PROBLEM STATEMENT —
Rewrite the part of the material that runs from its start through the line containing "complete-button[interactable]: 完成 (1482, 302, 1519, 323)", replacing "generate-cell" with "build-cell" and leaving everything else unchanged. Give only those lines.

Boxed element entries —
■ ■ ■ ■

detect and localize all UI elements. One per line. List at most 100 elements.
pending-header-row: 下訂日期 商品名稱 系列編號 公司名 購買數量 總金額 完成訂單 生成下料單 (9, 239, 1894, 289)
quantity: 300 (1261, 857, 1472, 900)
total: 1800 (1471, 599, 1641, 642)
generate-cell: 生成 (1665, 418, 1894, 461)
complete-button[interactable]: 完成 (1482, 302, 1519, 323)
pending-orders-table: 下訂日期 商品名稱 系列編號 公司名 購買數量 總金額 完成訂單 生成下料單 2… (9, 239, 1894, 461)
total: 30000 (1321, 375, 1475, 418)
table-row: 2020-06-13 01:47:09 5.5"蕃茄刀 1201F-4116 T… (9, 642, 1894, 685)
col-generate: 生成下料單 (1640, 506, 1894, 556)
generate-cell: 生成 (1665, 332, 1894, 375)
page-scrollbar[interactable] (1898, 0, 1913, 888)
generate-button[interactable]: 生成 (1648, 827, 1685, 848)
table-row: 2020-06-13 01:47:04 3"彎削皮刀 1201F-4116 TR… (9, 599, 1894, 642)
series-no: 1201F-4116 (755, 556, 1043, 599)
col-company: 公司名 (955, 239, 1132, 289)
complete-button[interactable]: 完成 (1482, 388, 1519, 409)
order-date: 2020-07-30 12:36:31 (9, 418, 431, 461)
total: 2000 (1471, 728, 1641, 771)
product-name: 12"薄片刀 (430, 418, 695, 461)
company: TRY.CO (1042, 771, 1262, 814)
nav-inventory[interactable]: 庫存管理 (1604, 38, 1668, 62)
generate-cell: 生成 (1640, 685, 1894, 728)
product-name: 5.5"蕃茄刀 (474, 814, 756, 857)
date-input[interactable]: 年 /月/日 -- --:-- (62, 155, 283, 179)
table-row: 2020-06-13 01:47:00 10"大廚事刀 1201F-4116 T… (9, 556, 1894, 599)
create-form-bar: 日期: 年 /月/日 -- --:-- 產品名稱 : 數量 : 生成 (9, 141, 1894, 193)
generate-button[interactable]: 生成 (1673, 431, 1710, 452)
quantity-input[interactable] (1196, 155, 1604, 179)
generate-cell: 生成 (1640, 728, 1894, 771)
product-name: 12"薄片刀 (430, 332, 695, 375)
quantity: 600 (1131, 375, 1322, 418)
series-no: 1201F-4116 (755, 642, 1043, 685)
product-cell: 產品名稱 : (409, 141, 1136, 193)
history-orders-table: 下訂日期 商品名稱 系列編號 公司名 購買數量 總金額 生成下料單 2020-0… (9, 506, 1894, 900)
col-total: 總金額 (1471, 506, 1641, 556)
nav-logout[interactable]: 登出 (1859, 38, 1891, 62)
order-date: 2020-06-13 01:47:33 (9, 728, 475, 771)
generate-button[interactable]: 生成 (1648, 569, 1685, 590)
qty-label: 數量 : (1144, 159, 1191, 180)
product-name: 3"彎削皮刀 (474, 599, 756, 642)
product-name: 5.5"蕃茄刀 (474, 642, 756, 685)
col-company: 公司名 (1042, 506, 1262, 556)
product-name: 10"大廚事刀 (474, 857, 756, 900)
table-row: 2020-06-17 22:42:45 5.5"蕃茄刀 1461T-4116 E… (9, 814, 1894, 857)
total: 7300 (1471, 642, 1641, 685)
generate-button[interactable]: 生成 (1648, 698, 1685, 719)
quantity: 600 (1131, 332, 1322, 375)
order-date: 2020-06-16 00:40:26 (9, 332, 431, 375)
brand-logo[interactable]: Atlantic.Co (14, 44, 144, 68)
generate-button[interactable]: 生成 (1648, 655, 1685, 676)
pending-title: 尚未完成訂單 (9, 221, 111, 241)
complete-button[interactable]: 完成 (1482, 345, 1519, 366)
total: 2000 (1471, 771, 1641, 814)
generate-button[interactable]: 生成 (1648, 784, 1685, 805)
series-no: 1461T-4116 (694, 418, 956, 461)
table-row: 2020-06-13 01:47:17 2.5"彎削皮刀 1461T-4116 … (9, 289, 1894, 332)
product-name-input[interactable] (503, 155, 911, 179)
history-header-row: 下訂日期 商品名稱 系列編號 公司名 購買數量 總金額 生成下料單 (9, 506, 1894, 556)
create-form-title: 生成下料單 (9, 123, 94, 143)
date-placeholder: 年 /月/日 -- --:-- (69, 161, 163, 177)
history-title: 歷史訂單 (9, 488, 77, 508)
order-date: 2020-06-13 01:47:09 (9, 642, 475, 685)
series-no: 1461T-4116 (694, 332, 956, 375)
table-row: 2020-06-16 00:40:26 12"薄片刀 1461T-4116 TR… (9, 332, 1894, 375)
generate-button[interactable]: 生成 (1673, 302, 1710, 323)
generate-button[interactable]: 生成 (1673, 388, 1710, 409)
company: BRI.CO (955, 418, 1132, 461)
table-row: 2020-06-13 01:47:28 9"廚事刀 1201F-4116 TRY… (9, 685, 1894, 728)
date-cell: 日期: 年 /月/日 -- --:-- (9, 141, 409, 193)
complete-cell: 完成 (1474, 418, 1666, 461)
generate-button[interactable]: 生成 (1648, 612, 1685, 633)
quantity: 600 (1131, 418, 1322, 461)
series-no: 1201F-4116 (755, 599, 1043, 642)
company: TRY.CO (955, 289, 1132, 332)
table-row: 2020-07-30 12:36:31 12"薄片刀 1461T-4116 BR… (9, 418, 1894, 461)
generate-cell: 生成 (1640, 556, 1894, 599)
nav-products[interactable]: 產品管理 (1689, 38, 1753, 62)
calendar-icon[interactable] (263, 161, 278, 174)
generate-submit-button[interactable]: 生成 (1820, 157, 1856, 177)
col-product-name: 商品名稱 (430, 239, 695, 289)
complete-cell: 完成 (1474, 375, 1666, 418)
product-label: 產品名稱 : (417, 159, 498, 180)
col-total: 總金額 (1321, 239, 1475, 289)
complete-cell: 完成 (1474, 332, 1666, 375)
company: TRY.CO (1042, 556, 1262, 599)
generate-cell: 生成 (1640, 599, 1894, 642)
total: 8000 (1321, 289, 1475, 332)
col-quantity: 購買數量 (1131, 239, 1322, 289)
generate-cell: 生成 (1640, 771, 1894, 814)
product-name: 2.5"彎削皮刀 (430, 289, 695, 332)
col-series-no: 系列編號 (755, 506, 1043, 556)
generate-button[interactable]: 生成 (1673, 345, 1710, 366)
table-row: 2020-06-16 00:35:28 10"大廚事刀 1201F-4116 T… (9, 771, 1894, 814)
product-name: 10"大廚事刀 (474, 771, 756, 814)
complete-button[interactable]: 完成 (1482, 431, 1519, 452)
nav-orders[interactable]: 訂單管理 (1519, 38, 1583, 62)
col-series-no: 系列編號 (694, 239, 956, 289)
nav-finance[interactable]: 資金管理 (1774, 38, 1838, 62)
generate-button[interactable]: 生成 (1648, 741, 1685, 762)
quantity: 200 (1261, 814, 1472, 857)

■ ■ ■ ■

REPLY —
detect and localize all UI elements. One per line. List at most 100 elements.
pending-header-row: 下訂日期 商品名稱 系列編號 公司名 購買數量 總金額 完成訂單 生成下料單 (9, 239, 1894, 289)
quantity: 300 (1261, 857, 1472, 900)
total: 1800 (1471, 599, 1641, 642)
build-cell: 生成 (1665, 418, 1894, 461)
complete-button[interactable]: 完成 (1482, 302, 1519, 323)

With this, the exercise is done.